Set task:
Please rewrite the lines below with "Patent image size" swapped for "Drawing dimensions" wherever it occurs, changing nothing else and omitting the pictures.

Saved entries
* * * * *
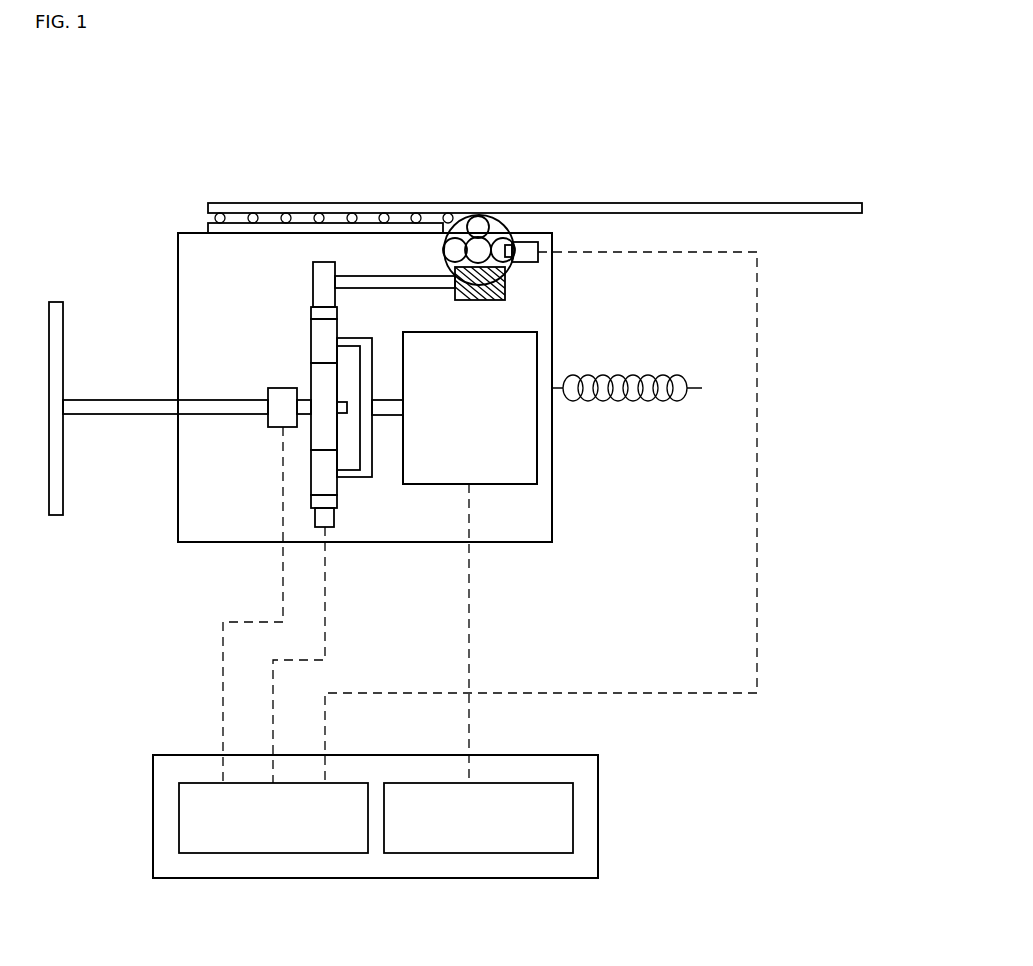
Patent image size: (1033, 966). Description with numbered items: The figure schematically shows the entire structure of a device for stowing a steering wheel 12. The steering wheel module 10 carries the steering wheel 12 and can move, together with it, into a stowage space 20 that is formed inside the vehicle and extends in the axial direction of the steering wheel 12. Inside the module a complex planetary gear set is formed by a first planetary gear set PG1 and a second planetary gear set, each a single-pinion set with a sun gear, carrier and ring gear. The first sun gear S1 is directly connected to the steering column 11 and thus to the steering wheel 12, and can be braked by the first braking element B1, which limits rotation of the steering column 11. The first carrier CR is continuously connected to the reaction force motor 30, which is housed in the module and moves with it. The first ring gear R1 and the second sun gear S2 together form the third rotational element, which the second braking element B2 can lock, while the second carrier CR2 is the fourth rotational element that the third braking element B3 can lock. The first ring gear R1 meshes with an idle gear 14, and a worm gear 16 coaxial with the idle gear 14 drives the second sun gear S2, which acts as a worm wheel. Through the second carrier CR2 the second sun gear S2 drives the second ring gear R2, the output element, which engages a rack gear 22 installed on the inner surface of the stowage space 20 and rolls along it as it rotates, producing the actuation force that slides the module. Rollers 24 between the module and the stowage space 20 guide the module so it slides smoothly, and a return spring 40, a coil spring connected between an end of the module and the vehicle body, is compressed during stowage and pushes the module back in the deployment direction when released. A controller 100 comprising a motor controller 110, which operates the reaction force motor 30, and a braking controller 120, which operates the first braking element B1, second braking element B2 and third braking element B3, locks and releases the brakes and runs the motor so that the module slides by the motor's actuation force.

The steering wheel module 10 is at (556, 350).
The steering column 11 is at (112, 408).
The steering wheel 12 is at (55, 510).
The idle gear 14 is at (327, 268).
The worm gear 16 is at (505, 285).
The stowage space 20 is at (820, 428).
The rack gear 22 is at (727, 203).
The rollers 24 is at (287, 219).
The reaction force motor 30 is at (530, 455).
The return spring 40 is at (677, 402).
The controller 100 is at (598, 812).
The motor controller 110 is at (480, 853).
The braking controller 120 is at (274, 853).
The first ring gear R1 is at (317, 312).
The first carrier CR is at (317, 343).
The first sun gear S1 is at (317, 442).
The first braking element B1 is at (283, 425).
The second braking element B2 is at (333, 525).
The first planetary gear set PG1 is at (339, 503).
The second sun gear S2 is at (470, 243).
The second carrier CR2 is at (478, 225).
The second ring gear R2 is at (500, 227).
The third braking element B3 is at (535, 243).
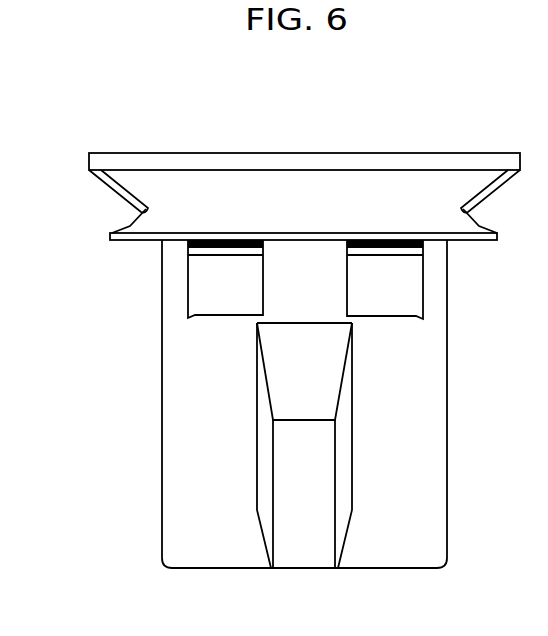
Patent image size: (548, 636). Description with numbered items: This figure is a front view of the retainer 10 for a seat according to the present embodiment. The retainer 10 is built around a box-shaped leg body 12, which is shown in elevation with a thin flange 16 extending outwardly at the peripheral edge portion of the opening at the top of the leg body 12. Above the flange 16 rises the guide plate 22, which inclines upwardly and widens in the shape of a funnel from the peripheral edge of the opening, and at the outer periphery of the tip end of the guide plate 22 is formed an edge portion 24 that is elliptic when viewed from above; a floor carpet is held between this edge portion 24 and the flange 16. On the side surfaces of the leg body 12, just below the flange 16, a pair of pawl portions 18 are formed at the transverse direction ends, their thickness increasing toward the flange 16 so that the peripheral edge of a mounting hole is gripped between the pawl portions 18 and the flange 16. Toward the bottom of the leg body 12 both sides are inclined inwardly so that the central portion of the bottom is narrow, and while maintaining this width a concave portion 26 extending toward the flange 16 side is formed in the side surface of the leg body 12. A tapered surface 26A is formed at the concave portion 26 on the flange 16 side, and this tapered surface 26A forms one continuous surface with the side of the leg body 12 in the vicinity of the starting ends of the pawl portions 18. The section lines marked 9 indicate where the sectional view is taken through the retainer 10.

The section line 9- 9 is at (305, 152).
The retainer for seat 10 is at (145, 368).
The leg body 12 is at (420, 408).
The flange 16 is at (128, 226).
The pawl portions 18 is at (213, 278).
The guide plate 22 is at (130, 180).
The edge portion 24 is at (428, 157).
The concave portion 26 is at (314, 486).
The tapered surface 26A is at (317, 370).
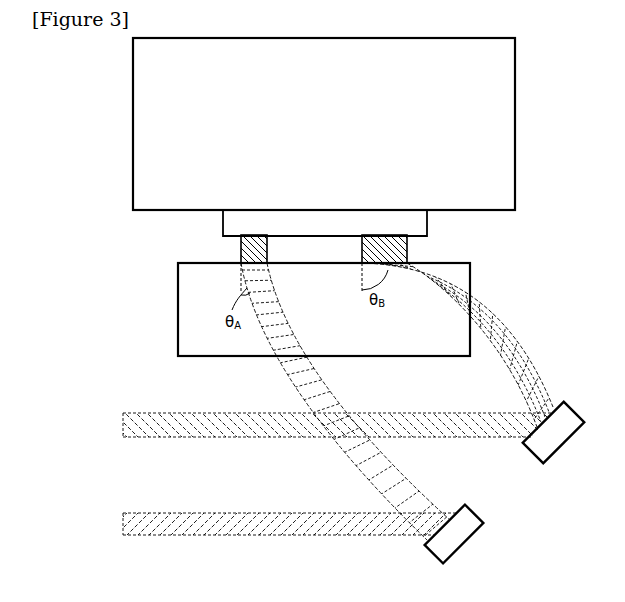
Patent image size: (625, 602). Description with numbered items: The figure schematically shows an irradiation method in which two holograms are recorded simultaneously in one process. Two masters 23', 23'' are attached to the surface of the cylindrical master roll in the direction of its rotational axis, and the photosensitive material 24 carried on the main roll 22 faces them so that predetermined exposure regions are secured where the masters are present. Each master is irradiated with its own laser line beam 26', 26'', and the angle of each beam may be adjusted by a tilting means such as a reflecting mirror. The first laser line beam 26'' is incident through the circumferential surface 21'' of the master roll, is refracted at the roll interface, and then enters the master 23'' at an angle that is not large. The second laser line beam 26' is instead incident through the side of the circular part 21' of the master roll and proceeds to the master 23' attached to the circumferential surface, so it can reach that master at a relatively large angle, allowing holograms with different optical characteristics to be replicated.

The main roll 22 is at (515, 122).
The photosensitive material 24 is at (427, 222).
The master 23' is at (169, 250).
The master 23'' is at (274, 211).
The master roll 21' is at (354, 309).
The master roll 21'' is at (324, 376).
The laser line beam 26' is at (323, 433).
The laser line beam 26'' is at (283, 534).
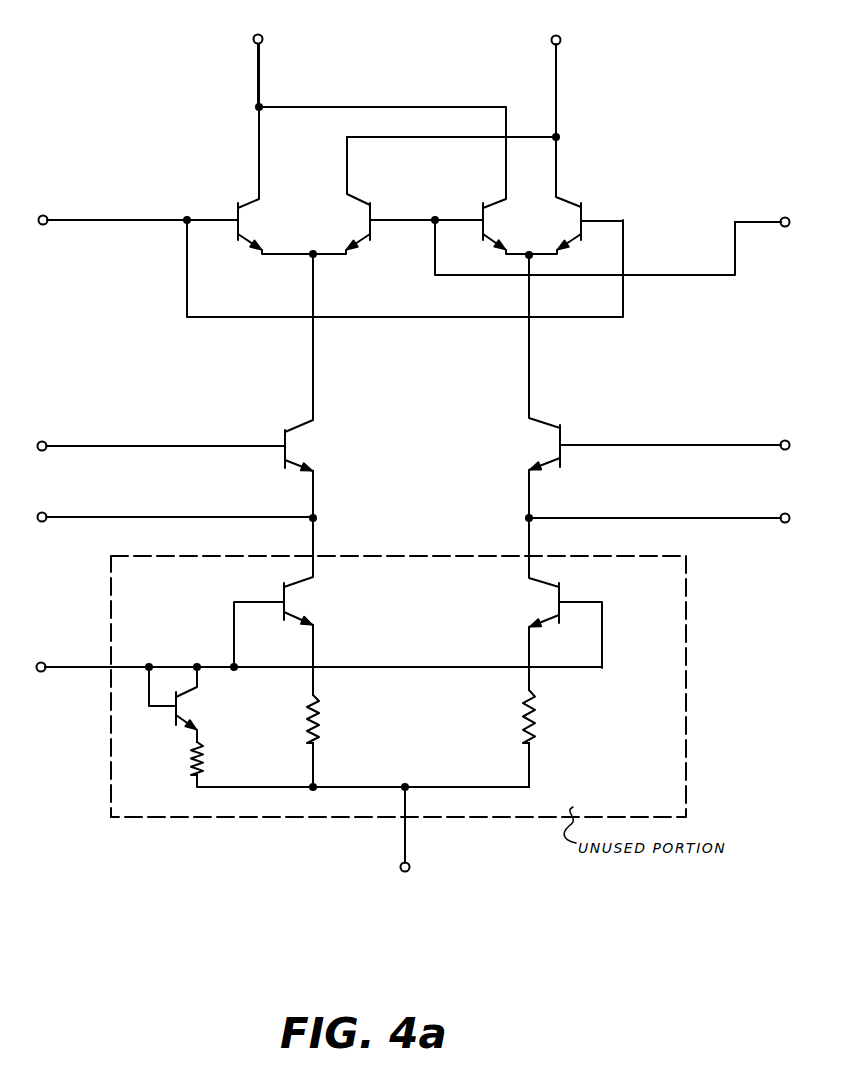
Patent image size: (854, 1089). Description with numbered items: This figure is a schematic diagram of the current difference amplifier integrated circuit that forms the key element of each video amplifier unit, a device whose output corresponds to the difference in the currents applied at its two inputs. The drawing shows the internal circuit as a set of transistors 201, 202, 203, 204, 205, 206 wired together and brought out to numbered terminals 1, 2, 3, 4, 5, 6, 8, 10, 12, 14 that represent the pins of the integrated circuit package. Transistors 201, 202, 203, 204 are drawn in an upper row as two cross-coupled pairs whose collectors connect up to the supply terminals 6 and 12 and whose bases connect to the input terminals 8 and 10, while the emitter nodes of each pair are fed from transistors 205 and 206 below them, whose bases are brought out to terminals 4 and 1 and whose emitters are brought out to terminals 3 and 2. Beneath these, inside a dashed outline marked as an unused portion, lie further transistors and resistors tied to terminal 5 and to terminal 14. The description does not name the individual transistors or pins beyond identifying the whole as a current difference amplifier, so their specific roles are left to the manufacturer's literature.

The transistor 201 is at (236, 207).
The transistor 202 is at (377, 204).
The transistor 203 is at (477, 207).
The transistor 204 is at (586, 208).
The transistor 205 is at (282, 434).
The transistor 206 is at (566, 437).
The terminal 1 is at (710, 446).
The terminal 2 is at (676, 519).
The terminal 3 is at (162, 517).
The terminal 4 is at (131, 446).
The terminal 5 is at (79, 667).
The terminal 6 is at (260, 59).
The terminal 8 is at (103, 220).
The terminal 10 is at (780, 223).
The terminal 12 is at (559, 73).
The terminal 14 is at (403, 845).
* * * * *
The response:
Drawing dimensions: (1033, 966). Description with numbered items: The figure schematically shows the entire structure of a device for stowing a steering wheel 12. The steering wheel module 10 carries the steering wheel 12 and can move, together with it, into a stowage space 20 that is formed inside the vehicle and extends in the axial direction of the steering wheel 12. Inside the module a complex planetary gear set is formed by a first planetary gear set PG1 and a second planetary gear set, each a single-pinion set with a sun gear, carrier and ring gear. The first sun gear S1 is directly connected to the steering column 11 and thus to the steering wheel 12, and can be braked by the first braking element B1, which limits rotation of the steering column 11. The first carrier CR is continuously connected to the reaction force motor 30, which is housed in the module and moves with it. The first ring gear R1 and the second sun gear S2 together form the third rotational element, which the second braking element B2 can lock, while the second carrier CR2 is the fourth rotational element that the third braking element B3 can lock. The first ring gear R1 meshes with an idle gear 14, and a worm gear 16 coaxial with the idle gear 14 drives the second sun gear S2, which acts as a worm wheel. Through the second carrier CR2 the second sun gear S2 drives the second ring gear R2, the output element, which engages a rack gear 22 installed on the inner surface of the stowage space 20 and rolls along it as it rotates, producing the actuation force that slides the module. Rollers 24 between the module and the stowage space 20 guide the module so it slides smoothly, and a return spring 40, a coil spring connected between an end of the module and the vehicle body, is compressed during stowage and pushes the module back in the deployment direction when released. A controller 100 comprising a motor controller 110, which operates the reaction force motor 30, and a braking controller 120, which operates the first braking element B1, second braking element B2 and third braking element B3, locks and releases the brakes and runs the motor so that the module slides by the motor's actuation force.

The steering wheel module 10 is at (556, 350).
The steering column 11 is at (112, 408).
The steering wheel 12 is at (55, 510).
The idle gear 14 is at (327, 268).
The worm gear 16 is at (505, 285).
The stowage space 20 is at (820, 428).
The rack gear 22 is at (727, 203).
The rollers 24 is at (287, 219).
The reaction force motor 30 is at (530, 455).
The return spring 40 is at (677, 402).
The controller 100 is at (598, 812).
The motor controller 110 is at (480, 853).
The braking controller 120 is at (274, 853).
The first ring gear R1 is at (317, 312).
The first carrier CR is at (317, 343).
The first sun gear S1 is at (317, 442).
The first braking element B1 is at (283, 425).
The second braking element B2 is at (333, 525).
The first planetary gear set PG1 is at (339, 503).
The second sun gear S2 is at (470, 243).
The second carrier CR2 is at (478, 225).
The second ring gear R2 is at (500, 227).
The third braking element B3 is at (535, 243).
Drawing dimensions: (548, 636). Description with numbered items: This figure is a front view of the retainer 10 for a seat according to the present embodiment. The retainer 10 is built around a box-shaped leg body 12, which is shown in elevation with a thin flange 16 extending outwardly at the peripheral edge portion of the opening at the top of the leg body 12. Above the flange 16 rises the guide plate 22, which inclines upwardly and widens in the shape of a funnel from the peripheral edge of the opening, and at the outer periphery of the tip end of the guide plate 22 is formed an edge portion 24 that is elliptic when viewed from above; a floor carpet is held between this edge portion 24 and the flange 16. On the side surfaces of the leg body 12, just below the flange 16, a pair of pawl portions 18 are formed at the transverse direction ends, their thickness increasing toward the flange 16 so that the peripheral edge of a mounting hole is gripped between the pawl portions 18 and the flange 16. Toward the bottom of the leg body 12 both sides are inclined inwardly so that the central portion of the bottom is narrow, and while maintaining this width a concave portion 26 extending toward the flange 16 side is formed in the side surface of the leg body 12. A tapered surface 26A is formed at the concave portion 26 on the flange 16 side, and this tapered surface 26A forms one continuous surface with the side of the leg body 12 in the vicinity of the starting ends of the pawl portions 18. The section lines marked 9 indicate where the sectional view is taken through the retainer 10.

The section line 9- 9 is at (305, 152).
The retainer for seat 10 is at (145, 368).
The leg body 12 is at (420, 408).
The flange 16 is at (128, 226).
The pawl portions 18 is at (213, 278).
The guide plate 22 is at (130, 180).
The edge portion 24 is at (428, 157).
The concave portion 26 is at (314, 486).
The tapered surface 26A is at (317, 370).
Drawing dimensions: (625, 602). Description with numbered items: The figure schematically shows an irradiation method in which two holograms are recorded simultaneously in one process. Two masters 23', 23'' are attached to the surface of the cylindrical master roll in the direction of its rotational axis, and the photosensitive material 24 carried on the main roll 22 faces them so that predetermined exposure regions are secured where the masters are present. Each master is irradiated with its own laser line beam 26', 26'', and the angle of each beam may be adjusted by a tilting means such as a reflecting mirror. The first laser line beam 26'' is incident through the circumferential surface 21'' of the master roll, is refracted at the roll interface, and then enters the master 23'' at an angle that is not large. The second laser line beam 26' is instead incident through the side of the circular part 21' of the master roll and proceeds to the master 23' attached to the circumferential surface, so it can reach that master at a relatively large angle, allowing holograms with different optical characteristics to be replicated.

The main roll 22 is at (515, 122).
The photosensitive material 24 is at (427, 222).
The master 23' is at (169, 250).
The master 23'' is at (274, 211).
The master roll 21' is at (354, 309).
The master roll 21'' is at (324, 376).
The laser line beam 26' is at (323, 433).
The laser line beam 26'' is at (283, 534).
Drawing dimensions: (854, 1089). Description with numbered items: This figure is a schematic diagram of the current difference amplifier integrated circuit that forms the key element of each video amplifier unit, a device whose output corresponds to the difference in the currents applied at its two inputs. The drawing shows the internal circuit as a set of transistors 201, 202, 203, 204, 205, 206 wired together and brought out to numbered terminals 1, 2, 3, 4, 5, 6, 8, 10, 12, 14 that represent the pins of the integrated circuit package. Transistors 201, 202, 203, 204 are drawn in an upper row as two cross-coupled pairs whose collectors connect up to the supply terminals 6 and 12 and whose bases connect to the input terminals 8 and 10, while the emitter nodes of each pair are fed from transistors 205 and 206 below them, whose bases are brought out to terminals 4 and 1 and whose emitters are brought out to terminals 3 and 2. Beneath these, inside a dashed outline marked as an unused portion, lie further transistors and resistors tied to terminal 5 and to terminal 14. The description does not name the individual transistors or pins beyond identifying the whole as a current difference amplifier, so their specific roles are left to the manufacturer's literature.

The transistor 201 is at (236, 207).
The transistor 202 is at (377, 204).
The transistor 203 is at (477, 207).
The transistor 204 is at (586, 208).
The transistor 205 is at (282, 434).
The transistor 206 is at (566, 437).
The terminal 1 is at (710, 446).
The terminal 2 is at (676, 519).
The terminal 3 is at (162, 517).
The terminal 4 is at (131, 446).
The terminal 5 is at (79, 667).
The terminal 6 is at (260, 59).
The terminal 8 is at (103, 220).
The terminal 10 is at (780, 223).
The terminal 12 is at (559, 73).
The terminal 14 is at (403, 845).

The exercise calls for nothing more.